■ Task objective ■
In the data below, locate each line with the word "přebytečného" and list it.

■ Data supplied ■

:::::

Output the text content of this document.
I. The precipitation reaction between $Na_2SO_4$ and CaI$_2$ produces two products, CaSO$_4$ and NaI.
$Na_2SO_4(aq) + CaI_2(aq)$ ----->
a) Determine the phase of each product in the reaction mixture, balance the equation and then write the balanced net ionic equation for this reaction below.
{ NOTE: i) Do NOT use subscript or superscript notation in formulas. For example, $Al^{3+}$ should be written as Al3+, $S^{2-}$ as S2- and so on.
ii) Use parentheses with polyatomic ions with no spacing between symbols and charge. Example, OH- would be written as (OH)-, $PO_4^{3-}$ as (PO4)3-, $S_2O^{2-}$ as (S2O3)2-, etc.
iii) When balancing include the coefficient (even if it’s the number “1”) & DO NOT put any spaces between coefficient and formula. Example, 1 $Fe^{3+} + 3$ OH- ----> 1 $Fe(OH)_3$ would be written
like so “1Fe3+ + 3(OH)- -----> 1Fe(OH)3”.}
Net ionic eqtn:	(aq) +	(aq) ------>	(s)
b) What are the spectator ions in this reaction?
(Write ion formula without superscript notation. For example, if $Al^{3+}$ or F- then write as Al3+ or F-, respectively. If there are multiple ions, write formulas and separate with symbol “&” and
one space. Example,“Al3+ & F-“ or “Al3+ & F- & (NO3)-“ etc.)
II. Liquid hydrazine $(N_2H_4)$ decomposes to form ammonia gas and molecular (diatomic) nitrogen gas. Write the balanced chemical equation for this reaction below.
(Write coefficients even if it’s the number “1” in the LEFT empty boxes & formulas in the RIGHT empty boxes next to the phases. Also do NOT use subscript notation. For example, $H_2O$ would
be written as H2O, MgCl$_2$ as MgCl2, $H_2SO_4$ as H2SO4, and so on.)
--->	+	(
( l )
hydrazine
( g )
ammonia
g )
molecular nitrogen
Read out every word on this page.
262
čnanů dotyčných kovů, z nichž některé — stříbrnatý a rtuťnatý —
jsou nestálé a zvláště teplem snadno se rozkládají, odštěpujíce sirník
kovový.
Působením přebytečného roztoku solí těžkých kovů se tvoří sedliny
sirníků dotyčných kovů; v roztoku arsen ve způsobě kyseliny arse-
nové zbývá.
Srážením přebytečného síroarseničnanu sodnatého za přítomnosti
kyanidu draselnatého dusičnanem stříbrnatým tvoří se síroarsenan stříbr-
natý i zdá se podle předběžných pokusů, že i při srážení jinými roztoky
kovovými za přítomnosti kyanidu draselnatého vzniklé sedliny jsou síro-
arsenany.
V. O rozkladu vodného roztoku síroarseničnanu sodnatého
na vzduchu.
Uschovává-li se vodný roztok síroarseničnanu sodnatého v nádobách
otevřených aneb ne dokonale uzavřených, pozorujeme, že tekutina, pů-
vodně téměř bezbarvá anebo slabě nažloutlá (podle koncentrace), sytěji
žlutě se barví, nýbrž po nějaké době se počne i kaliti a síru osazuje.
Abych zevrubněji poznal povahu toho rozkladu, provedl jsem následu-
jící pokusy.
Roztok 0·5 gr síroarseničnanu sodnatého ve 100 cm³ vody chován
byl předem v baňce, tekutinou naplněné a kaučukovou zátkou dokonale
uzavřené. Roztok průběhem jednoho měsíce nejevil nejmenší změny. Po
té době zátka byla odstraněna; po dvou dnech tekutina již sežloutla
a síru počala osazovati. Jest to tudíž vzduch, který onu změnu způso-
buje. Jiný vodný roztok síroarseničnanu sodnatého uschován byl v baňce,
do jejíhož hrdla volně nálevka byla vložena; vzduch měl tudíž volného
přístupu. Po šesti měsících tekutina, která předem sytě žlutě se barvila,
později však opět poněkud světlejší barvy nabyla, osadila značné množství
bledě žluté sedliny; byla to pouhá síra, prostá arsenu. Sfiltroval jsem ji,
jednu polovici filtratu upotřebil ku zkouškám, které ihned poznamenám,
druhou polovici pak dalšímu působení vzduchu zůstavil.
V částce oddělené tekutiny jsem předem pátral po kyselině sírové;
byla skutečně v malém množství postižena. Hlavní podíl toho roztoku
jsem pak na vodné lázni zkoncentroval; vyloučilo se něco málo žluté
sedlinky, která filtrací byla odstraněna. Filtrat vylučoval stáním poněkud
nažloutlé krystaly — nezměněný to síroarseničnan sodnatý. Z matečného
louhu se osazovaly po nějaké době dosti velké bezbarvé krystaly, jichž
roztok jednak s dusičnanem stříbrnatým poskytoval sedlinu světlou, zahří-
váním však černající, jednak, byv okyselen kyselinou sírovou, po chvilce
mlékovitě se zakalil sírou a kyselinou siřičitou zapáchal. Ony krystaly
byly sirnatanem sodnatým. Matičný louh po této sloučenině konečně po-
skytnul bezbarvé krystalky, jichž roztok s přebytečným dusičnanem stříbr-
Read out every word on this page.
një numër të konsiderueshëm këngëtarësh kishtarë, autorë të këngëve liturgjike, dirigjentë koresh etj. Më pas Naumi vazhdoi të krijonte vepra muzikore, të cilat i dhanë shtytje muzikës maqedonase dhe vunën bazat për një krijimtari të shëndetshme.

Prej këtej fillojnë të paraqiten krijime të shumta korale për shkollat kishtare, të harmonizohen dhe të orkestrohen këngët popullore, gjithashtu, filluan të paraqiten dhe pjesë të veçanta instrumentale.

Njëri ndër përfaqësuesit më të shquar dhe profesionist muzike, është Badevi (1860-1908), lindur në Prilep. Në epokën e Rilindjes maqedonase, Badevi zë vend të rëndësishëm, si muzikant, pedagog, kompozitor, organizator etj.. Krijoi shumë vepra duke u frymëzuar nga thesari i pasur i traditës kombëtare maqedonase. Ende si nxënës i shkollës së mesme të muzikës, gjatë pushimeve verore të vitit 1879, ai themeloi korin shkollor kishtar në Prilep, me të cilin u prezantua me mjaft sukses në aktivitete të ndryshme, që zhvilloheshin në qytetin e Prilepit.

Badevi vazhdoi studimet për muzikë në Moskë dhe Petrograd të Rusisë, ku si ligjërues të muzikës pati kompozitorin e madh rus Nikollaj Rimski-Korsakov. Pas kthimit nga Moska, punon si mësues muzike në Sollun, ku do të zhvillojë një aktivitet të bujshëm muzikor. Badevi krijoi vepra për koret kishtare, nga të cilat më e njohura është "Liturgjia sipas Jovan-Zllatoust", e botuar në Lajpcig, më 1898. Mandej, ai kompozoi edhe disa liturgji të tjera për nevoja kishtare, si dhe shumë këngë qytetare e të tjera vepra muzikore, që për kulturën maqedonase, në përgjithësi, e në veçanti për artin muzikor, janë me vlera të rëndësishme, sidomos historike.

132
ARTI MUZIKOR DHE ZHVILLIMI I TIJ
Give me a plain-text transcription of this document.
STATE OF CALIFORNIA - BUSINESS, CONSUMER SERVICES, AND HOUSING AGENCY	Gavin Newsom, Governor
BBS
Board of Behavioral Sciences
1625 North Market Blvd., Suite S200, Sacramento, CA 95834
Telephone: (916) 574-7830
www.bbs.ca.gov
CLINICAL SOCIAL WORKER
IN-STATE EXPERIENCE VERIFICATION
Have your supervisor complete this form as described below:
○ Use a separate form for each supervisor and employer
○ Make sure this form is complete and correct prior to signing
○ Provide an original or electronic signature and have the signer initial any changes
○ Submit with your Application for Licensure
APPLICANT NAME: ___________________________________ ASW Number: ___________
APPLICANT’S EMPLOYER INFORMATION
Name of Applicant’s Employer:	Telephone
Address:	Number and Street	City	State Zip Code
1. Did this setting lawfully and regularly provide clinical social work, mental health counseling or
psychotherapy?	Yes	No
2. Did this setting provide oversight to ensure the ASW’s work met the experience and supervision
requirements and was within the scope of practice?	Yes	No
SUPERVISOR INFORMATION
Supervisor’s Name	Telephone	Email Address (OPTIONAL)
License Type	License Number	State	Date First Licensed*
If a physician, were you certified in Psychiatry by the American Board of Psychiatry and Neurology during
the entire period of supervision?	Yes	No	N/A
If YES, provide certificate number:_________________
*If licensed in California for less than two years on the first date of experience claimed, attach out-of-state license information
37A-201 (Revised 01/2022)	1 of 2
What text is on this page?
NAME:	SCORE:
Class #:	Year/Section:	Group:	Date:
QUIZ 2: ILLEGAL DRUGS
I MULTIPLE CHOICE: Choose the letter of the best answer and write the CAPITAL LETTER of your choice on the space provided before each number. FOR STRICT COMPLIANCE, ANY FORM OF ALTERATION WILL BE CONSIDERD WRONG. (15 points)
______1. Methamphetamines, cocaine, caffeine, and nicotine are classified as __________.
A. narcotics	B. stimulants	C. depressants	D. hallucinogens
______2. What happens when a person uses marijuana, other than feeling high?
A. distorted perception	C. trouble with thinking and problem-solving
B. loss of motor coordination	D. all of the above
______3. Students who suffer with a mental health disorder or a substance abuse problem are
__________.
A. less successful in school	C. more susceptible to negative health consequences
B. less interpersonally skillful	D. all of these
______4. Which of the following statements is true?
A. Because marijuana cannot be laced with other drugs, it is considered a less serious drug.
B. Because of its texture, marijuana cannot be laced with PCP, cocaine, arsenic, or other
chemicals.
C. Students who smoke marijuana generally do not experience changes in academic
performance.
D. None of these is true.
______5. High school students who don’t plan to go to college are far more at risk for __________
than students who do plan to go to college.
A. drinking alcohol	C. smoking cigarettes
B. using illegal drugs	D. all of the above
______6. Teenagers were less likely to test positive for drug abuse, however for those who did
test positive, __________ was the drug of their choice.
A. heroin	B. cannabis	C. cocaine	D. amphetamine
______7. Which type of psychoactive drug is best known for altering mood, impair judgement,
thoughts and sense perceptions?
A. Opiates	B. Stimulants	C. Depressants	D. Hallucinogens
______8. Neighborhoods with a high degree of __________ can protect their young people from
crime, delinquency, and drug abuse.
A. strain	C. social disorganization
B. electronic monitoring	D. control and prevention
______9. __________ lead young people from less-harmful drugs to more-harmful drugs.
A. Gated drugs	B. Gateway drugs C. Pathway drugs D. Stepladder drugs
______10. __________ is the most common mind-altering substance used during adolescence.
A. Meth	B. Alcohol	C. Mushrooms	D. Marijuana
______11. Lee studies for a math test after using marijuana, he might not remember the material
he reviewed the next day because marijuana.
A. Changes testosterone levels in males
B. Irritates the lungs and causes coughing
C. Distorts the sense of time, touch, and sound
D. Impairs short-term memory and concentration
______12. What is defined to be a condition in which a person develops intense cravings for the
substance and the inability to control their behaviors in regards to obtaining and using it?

:::::

■ Result ■
Působením přebytečného roztoku solí těžkých kovů se tvoří sedliny
Srážením přebytečného síroarseničnanu sodnatého za přítomnosti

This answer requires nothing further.